**EXERCISE INSTRUCTIONS**
Give the data below again exactly as written, without its pictures.

**RECORDS FOR THIS TASK**
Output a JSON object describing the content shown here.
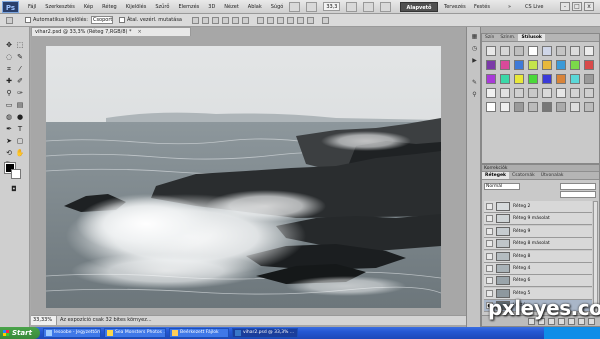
{
  "menubar": {
    "logo": "Ps",
    "items": [
      "Fájl",
      "Szerkesztés",
      "Kép",
      "Réteg",
      "Kijelölés",
      "Szűrő",
      "Elemzés",
      "3D",
      "Nézet",
      "Ablak",
      "Súgó"
    ],
    "zoom": "33,3",
    "workspaces": {
      "active": "Alapvető",
      "design": "Tervezés",
      "painting": "Festés"
    },
    "cslive": "CS Live",
    "window_buttons": [
      "-",
      "□",
      "x"
    ]
  },
  "options": {
    "auto_select_label": "Automatikus kijelölés:",
    "auto_select_value": "Csoport",
    "show_transform_label": "Átal. vezérl. mutatása"
  },
  "document": {
    "tab_title": "vihar2.psd @ 33,3% (Réteg 7,RGB/8) *",
    "tab_close": "×",
    "status_zoom": "33,33%",
    "status_info": "Az expozíció csak 32 bites környez..."
  },
  "styles_panel": {
    "tabs": [
      "Szín",
      "Színm.",
      "Stílusok"
    ],
    "active_tab": "Stílusok"
  },
  "layers_panel": {
    "header": "Korrekciók",
    "tabs": [
      "Rétegek",
      "Csatornák",
      "Útvonalak"
    ],
    "active_tab": "Rétegek",
    "blend_mode": "Normál",
    "layers": [
      {
        "name": "Réteg 2",
        "selected": false,
        "visible": false
      },
      {
        "name": "Réteg 9 másolat",
        "selected": false,
        "visible": false
      },
      {
        "name": "Réteg 9",
        "selected": false,
        "visible": false
      },
      {
        "name": "Réteg 8 másolat",
        "selected": false,
        "visible": false
      },
      {
        "name": "Réteg 8",
        "selected": false,
        "visible": false
      },
      {
        "name": "Réteg 4",
        "selected": false,
        "visible": false
      },
      {
        "name": "Réteg 6",
        "selected": false,
        "visible": false
      },
      {
        "name": "Réteg 5",
        "selected": false,
        "visible": false
      },
      {
        "name": "Háttér",
        "selected": true,
        "visible": true
      }
    ]
  },
  "taskbar": {
    "start_label": "Start",
    "tasks": [
      {
        "label": "lesoobe - Jegyzettömb",
        "active": false
      },
      {
        "label": "Sea Monsters Photos ...",
        "active": false
      },
      {
        "label": "Beérkezett Fájlok",
        "active": false
      },
      {
        "label": "vihar2.psd @ 33,3% ...",
        "active": true
      }
    ]
  },
  "watermark": "pxleyes.com",
  "colors": {
    "menubar": "#dcdcdc",
    "workspace_active": "#505050",
    "panel_bg": "#c9c9c9",
    "layer_selected": "#a9b6c8",
    "taskbar": "#2457d3",
    "start_button": "#3a8a3a",
    "foreground_color": "#000000",
    "background_color": "#ffffff"
  }
}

**RESULT BELOW**
Output a JSON object describing the content shown here.
{
  "menubar": {
    "logo": "Ps",
    "items": [
      "Fájl",
      "Szerkesztés",
      "Kép",
      "Réteg",
      "Kijelölés",
      "Szűrő",
      "Elemzés",
      "3D",
      "Nézet",
      "Ablak",
      "Súgó"
    ],
    "zoom": "33,3",
    "workspaces": {
      "active": "Alapvető",
      "design": "Tervezés",
      "painting": "Festés"
    },
    "cslive": "CS Live",
    "window_buttons": [
      "-",
      "□",
      "x"
    ]
  },
  "options": {
    "auto_select_label": "Automatikus kijelölés:",
    "auto_select_value": "Csoport",
    "show_transform_label": "Átal. vezérl. mutatása"
  },
  "document": {
    "tab_title": "vihar2.psd @ 33,3% (Réteg 7,RGB/8) *",
    "tab_close": "×",
    "status_zoom": "33,33%",
    "status_info": "Az expozíció csak 32 bites környez..."
  },
  "styles_panel": {
    "tabs": [
      "Szín",
      "Színm.",
      "Stílusok"
    ],
    "active_tab": "Stílusok"
  },
  "layers_panel": {
    "header": "Korrekciók",
    "tabs": [
      "Rétegek",
      "Csatornák",
      "Útvonalak"
    ],
    "active_tab": "Rétegek",
    "blend_mode": "Normál",
    "layers": [
      {
        "name": "Réteg 2",
        "selected": false,
        "visible": false
      },
      {
        "name": "Réteg 9 másolat",
        "selected": false,
        "visible": false
      },
      {
        "name": "Réteg 9",
        "selected": false,
        "visible": false
      },
      {
        "name": "Réteg 8 másolat",
        "selected": false,
        "visible": false
      },
      {
        "name": "Réteg 8",
        "selected": false,
        "visible": false
      },
      {
        "name": "Réteg 4",
        "selected": false,
        "visible": false
      },
      {
        "name": "Réteg 6",
        "selected": false,
        "visible": false
      },
      {
        "name": "Réteg 5",
        "selected": false,
        "visible": false
      },
      {
        "name": "Háttér",
        "selected": true,
        "visible": true
      }
    ]
  },
  "taskbar": {
    "start_label": "Start",
    "tasks": [
      {
        "label": "lesoobe - Jegyzettömb",
        "active": false
      },
      {
        "label": "Sea Monsters Photos ...",
        "active": false
      },
      {
        "label": "Beérkezett Fájlok",
        "active": false
      },
      {
        "label": "vihar2.psd @ 33,3% ...",
        "active": true
      }
    ]
  },
  "watermark": "pxleyes.com",
  "colors": {
    "menubar": "#dcdcdc",
    "workspace_active": "#505050",
    "panel_bg": "#c9c9c9",
    "layer_selected": "#a9b6c8",
    "taskbar": "#2457d3",
    "start_button": "#3a8a3a",
    "foreground_color": "#000000",
    "background_color": "#ffffff"
  }
}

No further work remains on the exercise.